• _Work to be completed_
Note each line of the listing that contains the string "ylabel", and copy it.

(Dataset entries on figures)
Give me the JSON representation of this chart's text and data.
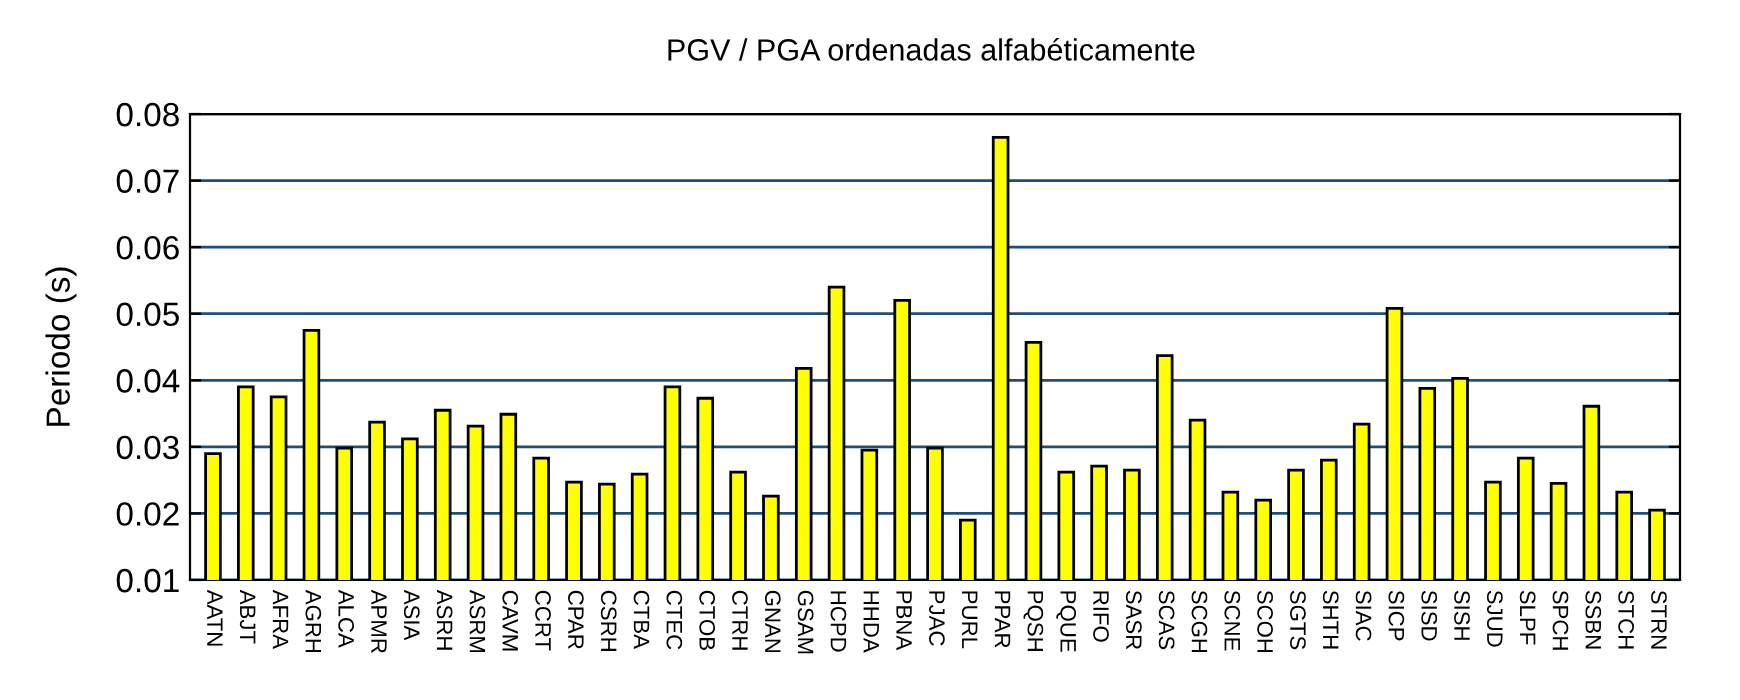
{
  "chart_data": {
    "type": "bar",
    "title": "PGV / PGA ordenadas alfabéticamente",
    "ylabel": "Periodo (s)",
    "categories": [
      "AATN",
      "ABJT",
      "AFRA",
      "AGRH",
      "ALCA",
      "APMR",
      "ASIA",
      "ASRH",
      "ASRM",
      "CAVM",
      "CCRT",
      "CPAR",
      "CSRH",
      "CTBA",
      "CTEC",
      "CTOB",
      "CTRH",
      "GNAN",
      "GSAM",
      "HCPD",
      "HHDA",
      "PBNA",
      "PJAC",
      "PURL",
      "PPAR",
      "PQSH",
      "PQUE",
      "RIFO",
      "SASR",
      "SCAS",
      "SCGH",
      "SCNE",
      "SCOH",
      "SGTS",
      "SHTH",
      "SIAC",
      "SICP",
      "SISD",
      "SISH",
      "SJUD",
      "SLPF",
      "SPCH",
      "SSBN",
      "STCH",
      "STRN"
    ],
    "values": [
      0.029,
      0.039,
      0.0375,
      0.0475,
      0.0298,
      0.0337,
      0.0312,
      0.0355,
      0.0331,
      0.0349,
      0.0283,
      0.0247,
      0.0244,
      0.0259,
      0.039,
      0.0373,
      0.0262,
      0.0226,
      0.0418,
      0.054,
      0.0295,
      0.052,
      0.0298,
      0.019,
      0.0765,
      0.0457,
      0.0262,
      0.0271,
      0.0265,
      0.0437,
      0.034,
      0.0232,
      0.022,
      0.0265,
      0.028,
      0.0334,
      0.0508,
      0.0388,
      0.0403,
      0.0247,
      0.0283,
      0.0245,
      0.0361,
      0.0232,
      0.0205
    ],
    "color": "#ffff00",
    "ylim": [
      0.01,
      0.08
    ],
    "yticks": [
      {
        "value": 0.01,
        "label": "0.01"
      },
      {
        "value": 0.02,
        "label": "0.02"
      },
      {
        "value": 0.03,
        "label": "0.03"
      },
      {
        "value": 0.04,
        "label": "0.04"
      },
      {
        "value": 0.05,
        "label": "0.05"
      },
      {
        "value": 0.06,
        "label": "0.06"
      },
      {
        "value": 0.07,
        "label": "0.07"
      },
      {
        "value": 0.08,
        "label": "0.08"
      }
    ],
    "grid": "y",
    "legend": false
  }
}
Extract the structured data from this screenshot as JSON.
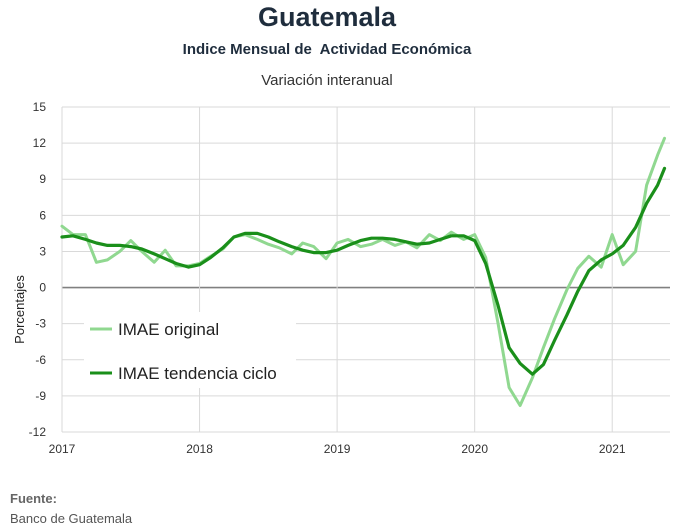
{
  "header": {
    "title": "Guatemala",
    "subtitle": "Indice Mensual de  Actividad Económica",
    "subtitle2": "Variación interanual"
  },
  "footer": {
    "source_label": "Fuente:",
    "source_value": "Banco de Guatemala"
  },
  "chart_data": {
    "type": "line",
    "ylabel": "Porcentajes",
    "xlabel": "",
    "ylim": [
      -12,
      15
    ],
    "yticks": [
      15,
      12,
      9,
      6,
      3,
      0,
      -3,
      -6,
      -9,
      -12
    ],
    "ytick_labels": [
      "15",
      "12",
      "9",
      "6",
      "3",
      "0",
      "-3",
      "-6",
      "-9",
      "-12"
    ],
    "xlim": [
      2017,
      2021.42
    ],
    "xticks": [
      2017,
      2018,
      2019,
      2020,
      2021
    ],
    "xtick_labels": [
      "2017",
      "2018",
      "2019",
      "2020",
      "2021"
    ],
    "grid": true,
    "legend_position": "lower-left",
    "series": [
      {
        "name": "IMAE original",
        "color": "#90d890",
        "points": [
          [
            2017.0,
            5.1
          ],
          [
            2017.08,
            4.4
          ],
          [
            2017.17,
            4.4
          ],
          [
            2017.25,
            2.1
          ],
          [
            2017.33,
            2.3
          ],
          [
            2017.42,
            3.0
          ],
          [
            2017.5,
            3.9
          ],
          [
            2017.58,
            3.0
          ],
          [
            2017.67,
            2.1
          ],
          [
            2017.75,
            3.1
          ],
          [
            2017.83,
            1.8
          ],
          [
            2017.92,
            1.8
          ],
          [
            2018.0,
            2.0
          ],
          [
            2018.08,
            2.6
          ],
          [
            2018.17,
            3.2
          ],
          [
            2018.25,
            4.2
          ],
          [
            2018.33,
            4.4
          ],
          [
            2018.42,
            4.0
          ],
          [
            2018.5,
            3.6
          ],
          [
            2018.58,
            3.3
          ],
          [
            2018.67,
            2.8
          ],
          [
            2018.75,
            3.7
          ],
          [
            2018.83,
            3.4
          ],
          [
            2018.92,
            2.4
          ],
          [
            2019.0,
            3.7
          ],
          [
            2019.08,
            4.0
          ],
          [
            2019.17,
            3.4
          ],
          [
            2019.25,
            3.6
          ],
          [
            2019.33,
            4.0
          ],
          [
            2019.42,
            3.5
          ],
          [
            2019.5,
            3.8
          ],
          [
            2019.58,
            3.3
          ],
          [
            2019.67,
            4.4
          ],
          [
            2019.75,
            3.9
          ],
          [
            2019.83,
            4.6
          ],
          [
            2019.92,
            4.0
          ],
          [
            2020.0,
            4.4
          ],
          [
            2020.08,
            2.5
          ],
          [
            2020.17,
            -3.0
          ],
          [
            2020.25,
            -8.3
          ],
          [
            2020.33,
            -9.8
          ],
          [
            2020.42,
            -7.5
          ],
          [
            2020.5,
            -5.0
          ],
          [
            2020.58,
            -2.6
          ],
          [
            2020.67,
            -0.2
          ],
          [
            2020.75,
            1.6
          ],
          [
            2020.83,
            2.6
          ],
          [
            2020.92,
            1.7
          ],
          [
            2021.0,
            4.4
          ],
          [
            2021.08,
            1.9
          ],
          [
            2021.17,
            3.0
          ],
          [
            2021.25,
            8.5
          ],
          [
            2021.33,
            11.0
          ],
          [
            2021.38,
            12.4
          ]
        ]
      },
      {
        "name": "IMAE tendencia ciclo",
        "color": "#1a8f1a",
        "points": [
          [
            2017.0,
            4.2
          ],
          [
            2017.08,
            4.3
          ],
          [
            2017.17,
            4.0
          ],
          [
            2017.25,
            3.7
          ],
          [
            2017.33,
            3.5
          ],
          [
            2017.42,
            3.5
          ],
          [
            2017.5,
            3.4
          ],
          [
            2017.58,
            3.2
          ],
          [
            2017.67,
            2.8
          ],
          [
            2017.75,
            2.4
          ],
          [
            2017.83,
            2.0
          ],
          [
            2017.92,
            1.7
          ],
          [
            2018.0,
            1.9
          ],
          [
            2018.08,
            2.5
          ],
          [
            2018.17,
            3.3
          ],
          [
            2018.25,
            4.2
          ],
          [
            2018.33,
            4.5
          ],
          [
            2018.42,
            4.5
          ],
          [
            2018.5,
            4.2
          ],
          [
            2018.58,
            3.8
          ],
          [
            2018.67,
            3.4
          ],
          [
            2018.75,
            3.1
          ],
          [
            2018.83,
            2.9
          ],
          [
            2018.92,
            2.9
          ],
          [
            2019.0,
            3.1
          ],
          [
            2019.08,
            3.5
          ],
          [
            2019.17,
            3.9
          ],
          [
            2019.25,
            4.1
          ],
          [
            2019.33,
            4.1
          ],
          [
            2019.42,
            4.0
          ],
          [
            2019.5,
            3.8
          ],
          [
            2019.58,
            3.6
          ],
          [
            2019.67,
            3.7
          ],
          [
            2019.75,
            4.0
          ],
          [
            2019.83,
            4.3
          ],
          [
            2019.92,
            4.3
          ],
          [
            2020.0,
            3.9
          ],
          [
            2020.08,
            2.0
          ],
          [
            2020.17,
            -1.5
          ],
          [
            2020.25,
            -5.0
          ],
          [
            2020.33,
            -6.3
          ],
          [
            2020.42,
            -7.2
          ],
          [
            2020.5,
            -6.4
          ],
          [
            2020.58,
            -4.4
          ],
          [
            2020.67,
            -2.3
          ],
          [
            2020.75,
            -0.3
          ],
          [
            2020.83,
            1.4
          ],
          [
            2020.92,
            2.3
          ],
          [
            2021.0,
            2.8
          ],
          [
            2021.08,
            3.5
          ],
          [
            2021.17,
            5.0
          ],
          [
            2021.25,
            7.0
          ],
          [
            2021.33,
            8.5
          ],
          [
            2021.38,
            9.9
          ]
        ]
      }
    ]
  }
}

• _Answer in full_
    "ylabel": "Periodo (s)",
    "ylabel": "Porcentajes",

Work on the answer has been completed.